→ **Textauszug**:
*****

Der spektakuläre Prozeß gegen Ex-Vizepremierminister Anwar Ibrahim entwickelt sich immer mehr zum Lehrstück über die politische Kultur Malaysias. Er bietet zugleich bemerkenswerte Einblicke in die Arbeit der malaysischen Polizei.

Die Anklage lautet unter anderem auf „Amtsmißbrauch“. Anwar, so behauptet der Staatsanwalt, habe zwei Zeugen mit Hilfe der Polizei gezwungen, ihre Aussagen gegen ihn zurückzuziehen. Beide hatten behauptet, er habe sowohl mit der Frau seines Privatsekretärs als auch mit einem Mann sexuelle Beziehungen gehabt. Der Politiker hat alle Beschuldigungen vehement zurückgewiesen.

Nun scheint erwiesen, daß jener Sexvorwurf falsch und Anwar Opfer einer Verschwörung gewesen sein könnte. Dies hat große Bedeutung für die Glaubwürdigkeit der anderen Anklagen: Der Vizepremier soll mit fünf verschiedenen Männern Analverkehr gehabt haben – was in Malaysia verboten ist.

Am fünften Tag der Verhandlungen mußte der Chef der Geheimpolizei gestern zugeben, daß er schon vor einem Jahr zu dem Schluß gekommen war, es gebe keine Beweise dafür, daß Anwar Affären mit der Frau des Sekretärs und dem Mann gehabt habe. Möglicherweise steckten hinter diesen Beschuldigungen hochrangige Politiker, die Anwar zu Fall bringen wollten, so Geheimpolizist Mohamad Said Awang.

Auf Wunsch der Verteidigung las er aus einem Bericht vor, den er 1997 an Regierungschef Mahathir Mohamad geschickt hatte: „Für die Vorwürfe gibt es keine Beweise, und die Abfolge der Ereignisse scheint absichtlich herbeigeführt.“

Hintergrund jenes Untersuchungsberichts: Die Schwägerin des früheren Privatsekretärs von Anwar und ein Chauffeur hatten den Politiker bei der Polizei angeschwärzt. Daraufhin waren beide verhaftet worden, bis sie ihre Anschuldigungen zurückzogen. Mahathir hatte schließlich öffentlich erklärt, an der ganzen Sache sei nichts dran.

*****

→ **Bereitgestellte Einträge**:
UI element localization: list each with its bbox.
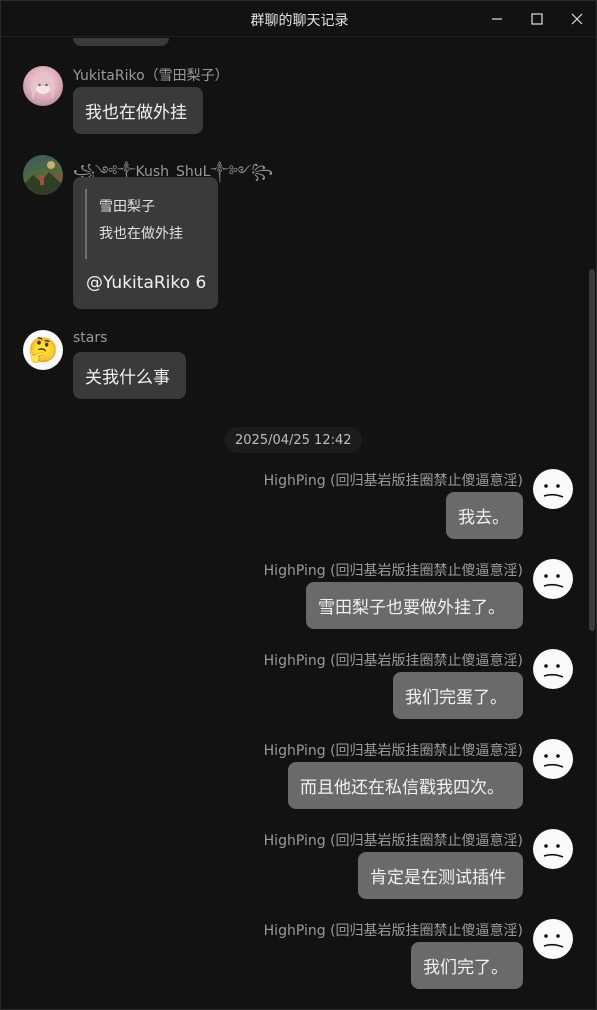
meh-face-icon xyxy=(543,484,564,498)
maximize-button[interactable] xyxy=(523,7,551,31)
message-text: @YukitaRiko 6 xyxy=(86,273,207,293)
message-list[interactable]: YukitaRiko（雪田梨子） 我也在做外挂 ꧁༺༒Kush_ShuL༒༻꧂ … xyxy=(1,38,596,1009)
title-bar: 群聊的聊天记录 xyxy=(1,1,596,37)
message-bubble[interactable]: 而且他还在私信戳我四次。 xyxy=(288,762,523,809)
quote-text: 我也在做外挂 xyxy=(99,226,183,242)
landscape-avatar-icon xyxy=(23,161,63,195)
avatar-highping[interactable] xyxy=(533,739,573,779)
sender-name: HighPing (回归基岩版挂圈禁止傻逼意淫) xyxy=(263,653,523,669)
chat-history-window: 群聊的聊天记录 YukitaRiko（雪田梨子） 我也在做外挂 ꧁༺༒Kush_… xyxy=(0,0,597,1010)
timestamp-divider: 2025/04/25 12:42 xyxy=(225,427,362,453)
avatar-highping[interactable] xyxy=(533,919,573,959)
meh-face-icon xyxy=(543,934,564,948)
avatar-stars[interactable]: 🤔 xyxy=(23,330,63,370)
quote-bar xyxy=(85,189,87,259)
sender-name: HighPing (回归基岩版挂圈禁止傻逼意淫) xyxy=(263,473,523,489)
quote-author: 雪田梨子 xyxy=(99,199,155,215)
message-bubble[interactable]: 我去。 xyxy=(446,492,523,539)
avatar-yukitariko[interactable] xyxy=(23,66,63,106)
message-bubble[interactable]: 我们完蛋了。 xyxy=(393,672,523,719)
message-bubble[interactable]: 肯定是在测试插件 xyxy=(358,852,523,899)
message-bubble[interactable]: 雪田梨子也要做外挂了。 xyxy=(306,582,523,629)
meh-face-icon xyxy=(543,574,564,588)
meh-face-icon xyxy=(543,754,564,768)
message-bubble-cutoff xyxy=(73,38,169,46)
sender-name: HighPing (回归基岩版挂圈禁止傻逼意淫) xyxy=(263,833,523,849)
maximize-icon xyxy=(531,13,543,25)
close-icon xyxy=(571,13,583,25)
minimize-button[interactable] xyxy=(483,7,511,31)
scrollbar-thumb[interactable] xyxy=(589,269,595,631)
sender-name: stars xyxy=(73,330,108,346)
thinking-face-icon: 🤔 xyxy=(28,336,58,364)
message-bubble[interactable]: 关我什么事 xyxy=(73,352,186,399)
message-bubble[interactable]: 我也在做外挂 xyxy=(73,87,203,134)
avatar-highping[interactable] xyxy=(533,829,573,869)
sender-name: HighPing (回归基岩版挂圈禁止傻逼意淫) xyxy=(263,743,523,759)
avatar-highping[interactable] xyxy=(533,559,573,599)
sender-name: HighPing (回归基岩版挂圈禁止傻逼意淫) xyxy=(263,923,523,939)
message-bubble-with-quote[interactable]: 雪田梨子 我也在做外挂 @YukitaRiko 6 xyxy=(73,177,218,309)
close-button[interactable] xyxy=(563,7,591,31)
avatar-kush-shul[interactable] xyxy=(23,155,63,195)
avatar-highping[interactable] xyxy=(533,469,573,509)
minimize-icon xyxy=(492,18,502,20)
meh-face-icon xyxy=(543,844,564,858)
avatar-highping[interactable] xyxy=(533,649,573,689)
anime-avatar-icon xyxy=(31,72,55,100)
meh-face-icon xyxy=(543,664,564,678)
sender-name: HighPing (回归基岩版挂圈禁止傻逼意淫) xyxy=(263,563,523,579)
sender-name: YukitaRiko（雪田梨子） xyxy=(73,68,229,84)
message-bubble[interactable]: 我们完了。 xyxy=(411,942,523,989)
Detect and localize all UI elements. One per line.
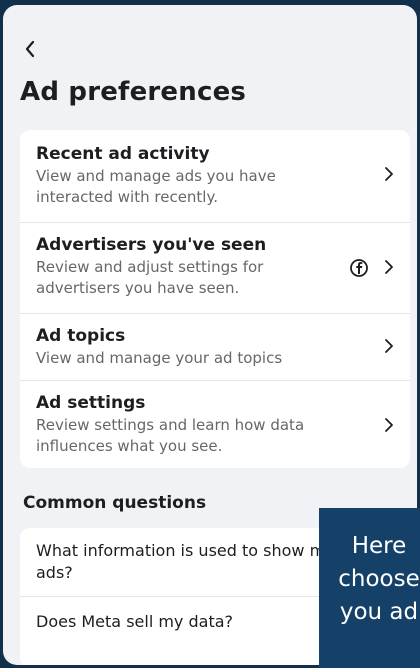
ad-settings-row[interactable]: Ad settings Review settings and learn ho… — [20, 381, 410, 468]
common-questions-heading: Common questions — [23, 493, 207, 513]
row-title: Ad settings — [36, 393, 146, 413]
tooltip-line: you ad — [339, 599, 419, 625]
row-description: View and manage your ad topics — [36, 349, 283, 367]
chevron-right-icon — [384, 166, 394, 186]
ad-preferences-card: Recent ad activity View and manage ads y… — [20, 130, 410, 468]
question-text: Does Meta sell my data? — [36, 612, 234, 631]
overlay-tooltip: Here choose you ad — [319, 508, 420, 668]
question-text: What information is used to show me ads? — [36, 541, 335, 582]
advertisers-seen-row[interactable]: Advertisers you've seen Review and adjus… — [20, 223, 410, 313]
page-title: Ad preferences — [20, 77, 247, 107]
facebook-icon — [350, 259, 368, 277]
back-button[interactable] — [23, 39, 43, 63]
row-title: Advertisers you've seen — [36, 235, 267, 255]
row-title: Ad topics — [36, 326, 126, 346]
chevron-right-icon — [384, 338, 394, 358]
tooltip-line: Here — [351, 533, 407, 559]
chevron-right-icon — [384, 259, 394, 279]
chevron-right-icon — [384, 417, 394, 437]
row-description: Review and adjust settings for advertise… — [36, 258, 264, 297]
recent-ad-activity-row[interactable]: Recent ad activity View and manage ads y… — [20, 130, 410, 222]
row-title: Recent ad activity — [36, 144, 210, 164]
chevron-left-icon — [25, 40, 35, 58]
tooltip-line: choose — [338, 566, 420, 592]
ad-topics-row[interactable]: Ad topics View and manage your ad topics — [20, 314, 410, 380]
row-description: View and manage ads you have interacted … — [36, 167, 276, 206]
row-description: Review settings and learn how data influ… — [36, 416, 305, 455]
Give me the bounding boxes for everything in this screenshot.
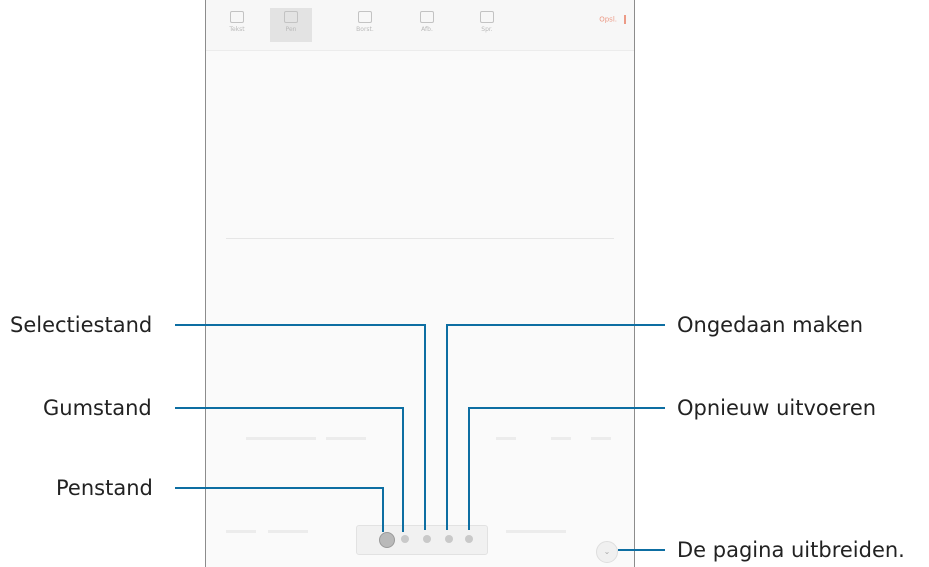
callout-line-penstand xyxy=(175,487,384,532)
label-pagina-uitbreiden: De pagina uitbreiden. xyxy=(677,538,905,562)
callout-line-gumstand xyxy=(175,407,404,532)
label-selectiestand: Selectiestand xyxy=(10,313,153,337)
callout-line-opnieuw-uitvoeren xyxy=(468,407,665,530)
label-gumstand: Gumstand xyxy=(43,396,152,420)
label-penstand: Penstand xyxy=(56,476,153,500)
label-opnieuw-uitvoeren: Opnieuw uitvoeren xyxy=(677,396,877,420)
callout-line-ongedaan-maken xyxy=(446,324,665,530)
label-ongedaan-maken: Ongedaan maken xyxy=(677,313,864,337)
callout-line-selectiestand xyxy=(175,324,426,530)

*****

→ **Arbeitsaufträge**:
1. Gib den Abschnitt des Artikels über den Prozess gegen Anwar Ibrahim wortgetreu wieder, beginnend bei „Hintergrund jenes Untersuchungsberichts: Die“ und endend bei „sei nichts dran.“.
2. Zähle alle Personen auf, die im Artikel über den Prozess gegen Anwar Ibrahim mit ihrem Namen erwähnt werden.
3. Schreibe den Artikel über den Prozess gegen Anwar Ibrahim im Anschluss an seinen letzten Satz weiter.
Die Auflistung hat mit dem Artikel über den Prozess gegen Anwar Ibrahim nichts zu tun.

→ **Lösungen**:
1.
Hintergrund jenes Untersuchungsberichts: Die Schwägerin des früheren Privatsekretärs von Anwar und ein Chauffeur hatten den Politiker bei der Polizei angeschwärzt. Daraufhin waren beide verhaftet worden, bis sie ihre Anschuldigungen zurückzogen. Mahathir hatte schließlich öffentlich erklärt, an der ganzen Sache sei nichts dran.

2. Anwar Ibrahim, Mohamad Said Awang, Mahathir Mohamad

3.
Als der Regierungschef seinen langjährigen Stellvertreter allerdings Anfang September dieses Jahres für „moralisch untauglich“ befand, ihn aus dem Amt jagte und bald darauf auch ins Gefängnis werfen ließ, tauchte diese Geschichte wieder auf.

Auf den dicht besetzten Zuschauerbänken beugten sich die ausländischen Prozeßbeobachter, Anwälte, Journalisten und Verwandte Anwars erstaunt vor, als der Geheimpolizeichef über die Kniffe seiner Zunft berichtete. Dazu gehöre auch das erzwungene „Umdrehen“ von Zeugen, damit sie ihre Aussagen änderten, sagte der Beamte.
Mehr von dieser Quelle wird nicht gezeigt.